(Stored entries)
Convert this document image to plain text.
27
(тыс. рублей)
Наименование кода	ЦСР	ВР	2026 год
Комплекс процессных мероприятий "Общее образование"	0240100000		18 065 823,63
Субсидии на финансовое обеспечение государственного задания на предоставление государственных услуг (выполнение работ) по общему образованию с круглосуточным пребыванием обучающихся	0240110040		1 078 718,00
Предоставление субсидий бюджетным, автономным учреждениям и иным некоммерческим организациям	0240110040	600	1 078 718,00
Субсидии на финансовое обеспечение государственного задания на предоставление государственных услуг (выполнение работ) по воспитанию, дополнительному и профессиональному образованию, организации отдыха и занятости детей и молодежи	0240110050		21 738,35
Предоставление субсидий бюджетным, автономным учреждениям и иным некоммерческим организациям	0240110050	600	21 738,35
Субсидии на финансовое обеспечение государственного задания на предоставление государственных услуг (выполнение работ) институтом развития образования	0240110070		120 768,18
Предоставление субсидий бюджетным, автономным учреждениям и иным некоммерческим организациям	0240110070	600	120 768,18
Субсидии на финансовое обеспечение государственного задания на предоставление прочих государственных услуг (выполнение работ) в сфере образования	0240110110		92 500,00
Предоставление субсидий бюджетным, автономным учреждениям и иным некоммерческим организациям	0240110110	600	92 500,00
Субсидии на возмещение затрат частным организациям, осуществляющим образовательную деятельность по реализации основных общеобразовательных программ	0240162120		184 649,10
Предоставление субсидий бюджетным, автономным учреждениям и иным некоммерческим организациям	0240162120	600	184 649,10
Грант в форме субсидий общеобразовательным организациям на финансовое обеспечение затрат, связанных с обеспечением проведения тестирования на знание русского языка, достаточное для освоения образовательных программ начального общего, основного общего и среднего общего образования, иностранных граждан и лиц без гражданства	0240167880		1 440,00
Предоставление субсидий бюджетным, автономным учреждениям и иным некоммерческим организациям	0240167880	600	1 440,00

STATED EXERCISE:
Generate an exact reproduction of all entries.

RIGHT ANSWER:
Convert this document image to plain text.
27
(тыс. рублей)
Наименование кода	ЦСР	ВР	2026 год
Комплекс процессных мероприятий "Общее образование"	0240100000		18 065 823,63
Субсидии на финансовое обеспечение государственного задания на предоставление государственных услуг (выполнение работ) по общему образованию с круглосуточным пребыванием обучающихся	0240110040		1 078 718,00
Предоставление субсидий бюджетным, автономным учреждениям и иным некоммерческим организациям	0240110040	600	1 078 718,00
Субсидии на финансовое обеспечение государственного задания на предоставление государственных услуг (выполнение работ) по воспитанию, дополнительному и профессиональному образованию, организации отдыха и занятости детей и молодежи	0240110050		21 738,35
Предоставление субсидий бюджетным, автономным учреждениям и иным некоммерческим организациям	0240110050	600	21 738,35
Субсидии на финансовое обеспечение государственного задания на предоставление государственных услуг (выполнение работ) институтом развития образования	0240110070		120 768,18
Предоставление субсидий бюджетным, автономным учреждениям и иным некоммерческим организациям	0240110070	600	120 768,18
Субсидии на финансовое обеспечение государственного задания на предоставление прочих государственных услуг (выполнение работ) в сфере образования	0240110110		92 500,00
Предоставление субсидий бюджетным, автономным учреждениям и иным некоммерческим организациям	0240110110	600	92 500,00
Субсидии на возмещение затрат частным организациям, осуществляющим образовательную деятельность по реализации основных общеобразовательных программ	0240162120		184 649,10
Предоставление субсидий бюджетным, автономным учреждениям и иным некоммерческим организациям	0240162120	600	184 649,10
Грант в форме субсидий общеобразовательным организациям на финансовое обеспечение затрат, связанных с обеспечением проведения тестирования на знание русского языка, достаточное для освоения образовательных программ начального общего, основного общего и среднего общего образования, иностранных граждан и лиц без гражданства	0240167880		1 440,00
Предоставление субсидий бюджетным, автономным учреждениям и иным некоммерческим организациям	0240167880	600	1 440,00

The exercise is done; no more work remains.